**WRITTEN PROBLEM:** Take the material below and write it all out again exactly.

**EXTRACTED ENTRIES:**
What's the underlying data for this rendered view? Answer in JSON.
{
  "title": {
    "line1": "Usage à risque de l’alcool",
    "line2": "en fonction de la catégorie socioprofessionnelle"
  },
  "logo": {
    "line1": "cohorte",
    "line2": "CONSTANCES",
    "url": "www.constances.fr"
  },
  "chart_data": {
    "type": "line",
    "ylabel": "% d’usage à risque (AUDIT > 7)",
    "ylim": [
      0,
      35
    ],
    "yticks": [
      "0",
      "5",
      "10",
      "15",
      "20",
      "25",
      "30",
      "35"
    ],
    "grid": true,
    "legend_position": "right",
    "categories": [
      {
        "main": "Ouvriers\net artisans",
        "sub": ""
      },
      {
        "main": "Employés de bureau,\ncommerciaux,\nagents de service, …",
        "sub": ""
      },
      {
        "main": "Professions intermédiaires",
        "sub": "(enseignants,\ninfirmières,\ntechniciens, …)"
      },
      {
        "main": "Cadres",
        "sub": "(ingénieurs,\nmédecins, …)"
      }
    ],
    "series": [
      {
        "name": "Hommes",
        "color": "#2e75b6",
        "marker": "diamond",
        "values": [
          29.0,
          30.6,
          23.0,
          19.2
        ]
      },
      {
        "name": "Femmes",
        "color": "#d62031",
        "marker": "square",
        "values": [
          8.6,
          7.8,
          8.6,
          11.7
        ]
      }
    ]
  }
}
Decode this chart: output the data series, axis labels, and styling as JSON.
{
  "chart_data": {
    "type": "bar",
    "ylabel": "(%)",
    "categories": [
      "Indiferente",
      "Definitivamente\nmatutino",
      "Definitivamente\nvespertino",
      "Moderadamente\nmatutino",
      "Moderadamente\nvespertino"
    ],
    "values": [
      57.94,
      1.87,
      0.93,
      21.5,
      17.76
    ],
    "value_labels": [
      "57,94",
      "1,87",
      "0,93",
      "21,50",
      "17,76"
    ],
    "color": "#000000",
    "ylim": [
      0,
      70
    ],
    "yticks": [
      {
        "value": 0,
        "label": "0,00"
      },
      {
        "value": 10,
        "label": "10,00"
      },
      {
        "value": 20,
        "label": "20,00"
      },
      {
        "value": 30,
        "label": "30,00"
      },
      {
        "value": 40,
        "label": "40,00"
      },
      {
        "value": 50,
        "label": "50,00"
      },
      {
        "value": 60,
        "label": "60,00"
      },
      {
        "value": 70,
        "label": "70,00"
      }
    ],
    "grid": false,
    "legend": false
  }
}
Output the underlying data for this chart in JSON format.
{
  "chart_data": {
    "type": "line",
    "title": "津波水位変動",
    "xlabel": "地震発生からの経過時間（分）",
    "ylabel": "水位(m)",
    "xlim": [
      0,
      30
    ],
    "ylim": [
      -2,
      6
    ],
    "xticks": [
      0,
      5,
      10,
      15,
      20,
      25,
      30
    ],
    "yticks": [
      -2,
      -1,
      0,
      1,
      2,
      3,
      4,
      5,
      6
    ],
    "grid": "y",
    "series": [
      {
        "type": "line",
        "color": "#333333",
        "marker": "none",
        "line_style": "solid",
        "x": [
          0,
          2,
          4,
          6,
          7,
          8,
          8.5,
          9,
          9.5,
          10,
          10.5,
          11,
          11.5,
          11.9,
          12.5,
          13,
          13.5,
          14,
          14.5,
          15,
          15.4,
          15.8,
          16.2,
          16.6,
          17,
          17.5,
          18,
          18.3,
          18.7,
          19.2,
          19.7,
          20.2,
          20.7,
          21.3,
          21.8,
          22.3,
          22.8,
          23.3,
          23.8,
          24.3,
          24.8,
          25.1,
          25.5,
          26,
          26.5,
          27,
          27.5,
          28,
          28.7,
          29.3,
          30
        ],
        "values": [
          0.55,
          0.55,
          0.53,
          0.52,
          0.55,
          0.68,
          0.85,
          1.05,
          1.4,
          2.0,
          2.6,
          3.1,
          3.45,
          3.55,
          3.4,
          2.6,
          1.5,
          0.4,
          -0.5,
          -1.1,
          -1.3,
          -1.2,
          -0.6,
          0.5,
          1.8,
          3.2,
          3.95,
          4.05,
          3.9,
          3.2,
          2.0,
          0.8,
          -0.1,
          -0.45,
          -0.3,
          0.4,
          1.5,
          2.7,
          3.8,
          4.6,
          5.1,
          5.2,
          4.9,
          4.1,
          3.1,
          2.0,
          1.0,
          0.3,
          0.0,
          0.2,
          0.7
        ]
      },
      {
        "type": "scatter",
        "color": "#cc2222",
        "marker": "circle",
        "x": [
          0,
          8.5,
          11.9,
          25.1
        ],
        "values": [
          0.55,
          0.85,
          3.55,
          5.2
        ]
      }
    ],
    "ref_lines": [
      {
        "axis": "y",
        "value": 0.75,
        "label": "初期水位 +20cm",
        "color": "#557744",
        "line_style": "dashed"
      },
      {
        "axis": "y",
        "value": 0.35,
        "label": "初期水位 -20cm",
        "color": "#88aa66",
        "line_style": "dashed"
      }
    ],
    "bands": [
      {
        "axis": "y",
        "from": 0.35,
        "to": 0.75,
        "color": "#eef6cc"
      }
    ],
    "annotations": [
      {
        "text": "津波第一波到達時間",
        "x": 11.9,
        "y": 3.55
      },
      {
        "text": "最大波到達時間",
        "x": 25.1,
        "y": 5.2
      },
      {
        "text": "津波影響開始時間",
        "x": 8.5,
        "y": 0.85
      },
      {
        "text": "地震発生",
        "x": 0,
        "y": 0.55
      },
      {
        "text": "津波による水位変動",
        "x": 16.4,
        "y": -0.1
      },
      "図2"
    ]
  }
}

**WRITTEN ANSWER:**
What's the underlying data for this rendered view? Answer in JSON.
{
  "title": {
    "line1": "Usage à risque de l’alcool",
    "line2": "en fonction de la catégorie socioprofessionnelle"
  },
  "logo": {
    "line1": "cohorte",
    "line2": "CONSTANCES",
    "url": "www.constances.fr"
  },
  "chart_data": {
    "type": "line",
    "ylabel": "% d’usage à risque (AUDIT > 7)",
    "ylim": [
      0,
      35
    ],
    "yticks": [
      "0",
      "5",
      "10",
      "15",
      "20",
      "25",
      "30",
      "35"
    ],
    "grid": true,
    "legend_position": "right",
    "categories": [
      {
        "main": "Ouvriers\net artisans",
        "sub": ""
      },
      {
        "main": "Employés de bureau,\ncommerciaux,\nagents de service, …",
        "sub": ""
      },
      {
        "main": "Professions intermédiaires",
        "sub": "(enseignants,\ninfirmières,\ntechniciens, …)"
      },
      {
        "main": "Cadres",
        "sub": "(ingénieurs,\nmédecins, …)"
      }
    ],
    "series": [
      {
        "name": "Hommes",
        "color": "#2e75b6",
        "marker": "diamond",
        "values": [
          29.0,
          30.6,
          23.0,
          19.2
        ]
      },
      {
        "name": "Femmes",
        "color": "#d62031",
        "marker": "square",
        "values": [
          8.6,
          7.8,
          8.6,
          11.7
        ]
      }
    ]
  }
}
Decode this chart: output the data series, axis labels, and styling as JSON.
{
  "chart_data": {
    "type": "bar",
    "ylabel": "(%)",
    "categories": [
      "Indiferente",
      "Definitivamente\nmatutino",
      "Definitivamente\nvespertino",
      "Moderadamente\nmatutino",
      "Moderadamente\nvespertino"
    ],
    "values": [
      57.94,
      1.87,
      0.93,
      21.5,
      17.76
    ],
    "value_labels": [
      "57,94",
      "1,87",
      "0,93",
      "21,50",
      "17,76"
    ],
    "color": "#000000",
    "ylim": [
      0,
      70
    ],
    "yticks": [
      {
        "value": 0,
        "label": "0,00"
      },
      {
        "value": 10,
        "label": "10,00"
      },
      {
        "value": 20,
        "label": "20,00"
      },
      {
        "value": 30,
        "label": "30,00"
      },
      {
        "value": 40,
        "label": "40,00"
      },
      {
        "value": 50,
        "label": "50,00"
      },
      {
        "value": 60,
        "label": "60,00"
      },
      {
        "value": 70,
        "label": "70,00"
      }
    ],
    "grid": false,
    "legend": false
  }
}
Output the underlying data for this chart in JSON format.
{
  "chart_data": {
    "type": "line",
    "title": "津波水位変動",
    "xlabel": "地震発生からの経過時間（分）",
    "ylabel": "水位(m)",
    "xlim": [
      0,
      30
    ],
    "ylim": [
      -2,
      6
    ],
    "xticks": [
      0,
      5,
      10,
      15,
      20,
      25,
      30
    ],
    "yticks": [
      -2,
      -1,
      0,
      1,
      2,
      3,
      4,
      5,
      6
    ],
    "grid": "y",
    "series": [
      {
        "type": "line",
        "color": "#333333",
        "marker": "none",
        "line_style": "solid",
        "x": [
          0,
          2,
          4,
          6,
          7,
          8,
          8.5,
          9,
          9.5,
          10,
          10.5,
          11,
          11.5,
          11.9,
          12.5,
          13,
          13.5,
          14,
          14.5,
          15,
          15.4,
          15.8,
          16.2,
          16.6,
          17,
          17.5,
          18,
          18.3,
          18.7,
          19.2,
          19.7,
          20.2,
          20.7,
          21.3,
          21.8,
          22.3,
          22.8,
          23.3,
          23.8,
          24.3,
          24.8,
          25.1,
          25.5,
          26,
          26.5,
          27,
          27.5,
          28,
          28.7,
          29.3,
          30
        ],
        "values": [
          0.55,
          0.55,
          0.53,
          0.52,
          0.55,
          0.68,
          0.85,
          1.05,
          1.4,
          2.0,
          2.6,
          3.1,
          3.45,
          3.55,
          3.4,
          2.6,
          1.5,
          0.4,
          -0.5,
          -1.1,
          -1.3,
          -1.2,
          -0.6,
          0.5,
          1.8,
          3.2,
          3.95,
          4.05,
          3.9,
          3.2,
          2.0,
          0.8,
          -0.1,
          -0.45,
          -0.3,
          0.4,
          1.5,
          2.7,
          3.8,
          4.6,
          5.1,
          5.2,
          4.9,
          4.1,
          3.1,
          2.0,
          1.0,
          0.3,
          0.0,
          0.2,
          0.7
        ]
      },
      {
        "type": "scatter",
        "color": "#cc2222",
        "marker": "circle",
        "x": [
          0,
          8.5,
          11.9,
          25.1
        ],
        "values": [
          0.55,
          0.85,
          3.55,
          5.2
        ]
      }
    ],
    "ref_lines": [
      {
        "axis": "y",
        "value": 0.75,
        "label": "初期水位 +20cm",
        "color": "#557744",
        "line_style": "dashed"
      },
      {
        "axis": "y",
        "value": 0.35,
        "label": "初期水位 -20cm",
        "color": "#88aa66",
        "line_style": "dashed"
      }
    ],
    "bands": [
      {
        "axis": "y",
        "from": 0.35,
        "to": 0.75,
        "color": "#eef6cc"
      }
    ],
    "annotations": [
      {
        "text": "津波第一波到達時間",
        "x": 11.9,
        "y": 3.55
      },
      {
        "text": "最大波到達時間",
        "x": 25.1,
        "y": 5.2
      },
      {
        "text": "津波影響開始時間",
        "x": 8.5,
        "y": 0.85
      },
      {
        "text": "地震発生",
        "x": 0,
        "y": 0.55
      },
      {
        "text": "津波による水位変動",
        "x": 16.4,
        "y": -0.1
      },
      "図2"
    ]
  }
}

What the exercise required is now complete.